** Opening PASSAGE PROVIDED block **

Coal, Oil & Gas News South Africa

Libya's largest oil field shut by protestors, again

Local protests have forced a full shutdown of production at Libya's Sharara oilfield, which can produce up to 300,000 barrels per day, two engineers told journalists on Wednesday.
The Sharara oil field is managed by Spain's Repsol, France's TotalEnergies, Austria's OMV, and Norway's Equinor. Source: Repsol/Flickr
The Sharara oil field is managed by Spain's Repsol, France's TotalEnergies, Austria's OMV, and Norway's Equinor. Source: Repsol/Flickr

A video circulating on the internet showed a number of local protesters from Fezzan region in southern Libya announcing the closure of the Sharara field until their demands are met.

Libya's National Oil Company (NOC) did not immediately respond to a request for comment. An engineer had earlier reported a partial reduction in production had taken place and said that protesters were in front of the gate of the oilfield.

One protester stated by phone that the region was "in need of developing projects and services, such as a refinery for fuel supply, paved roads, a clinic and providing jobs for young people".

The Sharara field, one of Libya's largest, has been a frequent target for local and broader political protests.

The field is located in the Murzuq basin in the southeast of Libya. It is run by state oil firm NOC via the Acacus company, with Spain's Repsol, France's TotalEnergies, Austria's OMV, and Norway's Equinor.

In July, production at the Sharara, Elfeel and 108 fields was stopped by tribal protesters over the abduction of a former finance minister.

Libya's oil output has been disrupted repeatedly in the chaotic decade since the 2011 NATO-backed uprising against Muammar Gaddafi.

** Closing PASSAGE PROVIDED block **

Reproduce the article on the Sharara oilfield shutdown from "One protester stated" up to and including "against Muammar Gaddafi.". The entries that follow have no connection to the article on the Sharara oilfield shutdown.

** Opening GIVEN RECORDS block **

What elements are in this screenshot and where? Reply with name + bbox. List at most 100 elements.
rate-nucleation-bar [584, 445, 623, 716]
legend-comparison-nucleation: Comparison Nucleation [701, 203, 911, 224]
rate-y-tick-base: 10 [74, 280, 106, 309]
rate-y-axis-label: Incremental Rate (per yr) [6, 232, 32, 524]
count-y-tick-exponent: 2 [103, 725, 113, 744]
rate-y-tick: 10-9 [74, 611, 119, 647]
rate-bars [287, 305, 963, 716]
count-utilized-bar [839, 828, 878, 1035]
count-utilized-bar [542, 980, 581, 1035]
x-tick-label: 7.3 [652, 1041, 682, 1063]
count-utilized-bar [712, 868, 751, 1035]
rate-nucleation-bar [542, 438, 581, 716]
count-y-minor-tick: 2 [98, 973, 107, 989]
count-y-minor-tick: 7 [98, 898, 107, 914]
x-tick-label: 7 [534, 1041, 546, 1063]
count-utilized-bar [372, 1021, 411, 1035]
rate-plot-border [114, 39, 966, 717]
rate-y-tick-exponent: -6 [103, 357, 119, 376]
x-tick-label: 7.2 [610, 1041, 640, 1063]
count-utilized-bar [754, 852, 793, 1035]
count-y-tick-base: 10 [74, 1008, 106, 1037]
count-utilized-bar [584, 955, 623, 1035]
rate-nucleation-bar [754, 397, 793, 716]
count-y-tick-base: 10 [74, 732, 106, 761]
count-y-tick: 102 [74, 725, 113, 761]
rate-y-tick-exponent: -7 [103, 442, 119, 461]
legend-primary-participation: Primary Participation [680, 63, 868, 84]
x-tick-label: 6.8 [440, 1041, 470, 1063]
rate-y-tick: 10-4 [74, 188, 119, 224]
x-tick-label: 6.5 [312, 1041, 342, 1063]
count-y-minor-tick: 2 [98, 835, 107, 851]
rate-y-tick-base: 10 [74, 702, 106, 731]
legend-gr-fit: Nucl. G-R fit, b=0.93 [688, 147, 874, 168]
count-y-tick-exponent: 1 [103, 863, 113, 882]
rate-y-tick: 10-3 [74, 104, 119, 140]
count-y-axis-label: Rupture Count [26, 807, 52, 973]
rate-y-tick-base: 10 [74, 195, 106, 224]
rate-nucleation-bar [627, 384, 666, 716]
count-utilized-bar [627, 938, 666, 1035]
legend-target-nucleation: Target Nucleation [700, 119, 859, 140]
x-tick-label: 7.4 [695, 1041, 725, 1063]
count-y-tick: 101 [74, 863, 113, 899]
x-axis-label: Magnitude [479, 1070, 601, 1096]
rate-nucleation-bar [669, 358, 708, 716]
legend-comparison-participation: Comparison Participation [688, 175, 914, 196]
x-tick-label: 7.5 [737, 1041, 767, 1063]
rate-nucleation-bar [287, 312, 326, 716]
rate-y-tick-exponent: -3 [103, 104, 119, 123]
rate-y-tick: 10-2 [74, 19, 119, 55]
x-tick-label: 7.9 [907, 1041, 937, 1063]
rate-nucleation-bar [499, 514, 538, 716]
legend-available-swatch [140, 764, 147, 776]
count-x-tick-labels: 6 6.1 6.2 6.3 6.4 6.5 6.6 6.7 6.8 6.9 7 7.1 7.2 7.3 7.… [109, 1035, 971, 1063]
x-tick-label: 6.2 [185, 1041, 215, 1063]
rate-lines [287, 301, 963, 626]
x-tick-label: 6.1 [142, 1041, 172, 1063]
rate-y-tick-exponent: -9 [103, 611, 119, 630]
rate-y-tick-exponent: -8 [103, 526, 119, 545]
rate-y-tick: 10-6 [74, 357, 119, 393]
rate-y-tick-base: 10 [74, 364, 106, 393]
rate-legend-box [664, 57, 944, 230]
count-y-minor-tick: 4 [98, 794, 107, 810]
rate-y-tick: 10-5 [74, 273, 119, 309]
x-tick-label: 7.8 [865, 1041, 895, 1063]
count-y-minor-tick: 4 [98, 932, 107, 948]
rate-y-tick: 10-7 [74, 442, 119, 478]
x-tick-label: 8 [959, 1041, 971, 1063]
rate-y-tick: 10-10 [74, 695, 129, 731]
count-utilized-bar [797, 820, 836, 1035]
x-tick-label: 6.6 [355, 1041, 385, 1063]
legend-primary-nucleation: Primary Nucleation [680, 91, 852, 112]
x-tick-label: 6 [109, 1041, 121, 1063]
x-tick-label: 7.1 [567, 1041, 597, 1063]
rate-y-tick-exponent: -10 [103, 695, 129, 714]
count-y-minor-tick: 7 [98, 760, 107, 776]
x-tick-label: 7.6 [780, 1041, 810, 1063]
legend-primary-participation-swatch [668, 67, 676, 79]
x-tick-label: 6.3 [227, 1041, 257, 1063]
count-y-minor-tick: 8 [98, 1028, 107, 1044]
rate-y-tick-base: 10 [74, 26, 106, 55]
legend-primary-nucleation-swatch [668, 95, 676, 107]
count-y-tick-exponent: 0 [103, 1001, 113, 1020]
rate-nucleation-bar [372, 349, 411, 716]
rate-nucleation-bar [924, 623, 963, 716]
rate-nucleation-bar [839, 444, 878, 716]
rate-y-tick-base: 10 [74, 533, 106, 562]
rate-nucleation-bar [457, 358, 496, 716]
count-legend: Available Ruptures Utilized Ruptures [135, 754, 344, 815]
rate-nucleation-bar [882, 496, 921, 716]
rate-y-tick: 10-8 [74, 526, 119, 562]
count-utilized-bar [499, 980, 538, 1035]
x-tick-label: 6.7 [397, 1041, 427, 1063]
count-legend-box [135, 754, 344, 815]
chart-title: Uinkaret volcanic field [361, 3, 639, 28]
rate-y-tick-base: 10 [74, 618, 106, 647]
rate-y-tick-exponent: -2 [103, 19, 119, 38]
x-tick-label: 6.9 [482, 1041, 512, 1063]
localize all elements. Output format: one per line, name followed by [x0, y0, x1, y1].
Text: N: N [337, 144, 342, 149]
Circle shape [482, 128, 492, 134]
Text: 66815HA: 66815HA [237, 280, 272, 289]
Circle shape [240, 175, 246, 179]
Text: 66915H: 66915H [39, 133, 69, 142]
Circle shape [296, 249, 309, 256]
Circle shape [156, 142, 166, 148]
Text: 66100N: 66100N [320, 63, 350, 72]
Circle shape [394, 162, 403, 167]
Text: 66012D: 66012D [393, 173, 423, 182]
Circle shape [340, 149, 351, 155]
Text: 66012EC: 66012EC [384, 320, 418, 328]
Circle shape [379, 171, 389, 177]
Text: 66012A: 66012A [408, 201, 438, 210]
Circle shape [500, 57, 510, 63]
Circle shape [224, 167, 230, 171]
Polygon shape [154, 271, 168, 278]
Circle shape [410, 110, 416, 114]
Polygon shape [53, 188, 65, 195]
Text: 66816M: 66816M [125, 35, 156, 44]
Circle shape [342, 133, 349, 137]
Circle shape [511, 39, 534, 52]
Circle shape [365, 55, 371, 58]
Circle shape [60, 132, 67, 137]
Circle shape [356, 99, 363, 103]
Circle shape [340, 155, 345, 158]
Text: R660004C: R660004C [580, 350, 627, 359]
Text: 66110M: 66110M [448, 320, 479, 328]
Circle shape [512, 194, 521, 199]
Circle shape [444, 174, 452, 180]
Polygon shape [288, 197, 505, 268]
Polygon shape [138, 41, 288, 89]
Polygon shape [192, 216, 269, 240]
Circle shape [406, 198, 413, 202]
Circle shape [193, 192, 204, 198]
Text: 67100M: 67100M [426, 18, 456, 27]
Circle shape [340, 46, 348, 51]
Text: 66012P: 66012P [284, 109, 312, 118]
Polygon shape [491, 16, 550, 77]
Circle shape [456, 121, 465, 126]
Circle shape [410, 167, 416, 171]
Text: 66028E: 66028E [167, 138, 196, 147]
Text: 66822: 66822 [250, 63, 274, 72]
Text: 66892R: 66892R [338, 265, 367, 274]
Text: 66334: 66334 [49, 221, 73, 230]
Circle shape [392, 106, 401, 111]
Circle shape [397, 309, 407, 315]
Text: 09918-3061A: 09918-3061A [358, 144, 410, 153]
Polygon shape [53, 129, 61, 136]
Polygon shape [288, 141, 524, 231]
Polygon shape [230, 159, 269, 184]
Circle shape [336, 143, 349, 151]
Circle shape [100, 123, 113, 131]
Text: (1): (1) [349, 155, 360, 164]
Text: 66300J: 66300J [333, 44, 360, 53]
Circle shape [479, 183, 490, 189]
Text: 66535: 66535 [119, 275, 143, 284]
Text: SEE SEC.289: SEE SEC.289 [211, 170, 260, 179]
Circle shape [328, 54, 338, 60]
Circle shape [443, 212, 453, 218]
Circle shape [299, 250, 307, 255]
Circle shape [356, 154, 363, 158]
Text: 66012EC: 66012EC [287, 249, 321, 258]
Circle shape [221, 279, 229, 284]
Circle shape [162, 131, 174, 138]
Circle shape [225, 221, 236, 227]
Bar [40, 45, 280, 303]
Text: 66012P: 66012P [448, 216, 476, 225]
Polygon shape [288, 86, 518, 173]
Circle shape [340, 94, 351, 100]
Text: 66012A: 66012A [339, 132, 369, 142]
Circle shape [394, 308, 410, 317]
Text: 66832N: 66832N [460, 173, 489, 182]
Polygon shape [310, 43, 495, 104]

** Closing GIVEN RECORDS block **

SOLUTION TO THIS TASK:
One protester stated by phone that the region was "in need of developing projects and services, such as a refinery for fuel supply, paved roads, a clinic and providing jobs for young people".

The Sharara field, one of Libya's largest, has been a frequent target for local and broader political protests.

The field is located in the Murzuq basin in the southeast of Libya. It is run by state oil firm NOC via the Acacus company, with Spain's Repsol, France's TotalEnergies, Austria's OMV, and Norway's Equinor.

In July, production at the Sharara, Elfeel and 108 fields was stopped by tribal protesters over the abduction of a former finance minister.

Libya's oil output has been disrupted repeatedly in the chaotic decade since the 2011 NATO-backed uprising against Muammar Gaddafi.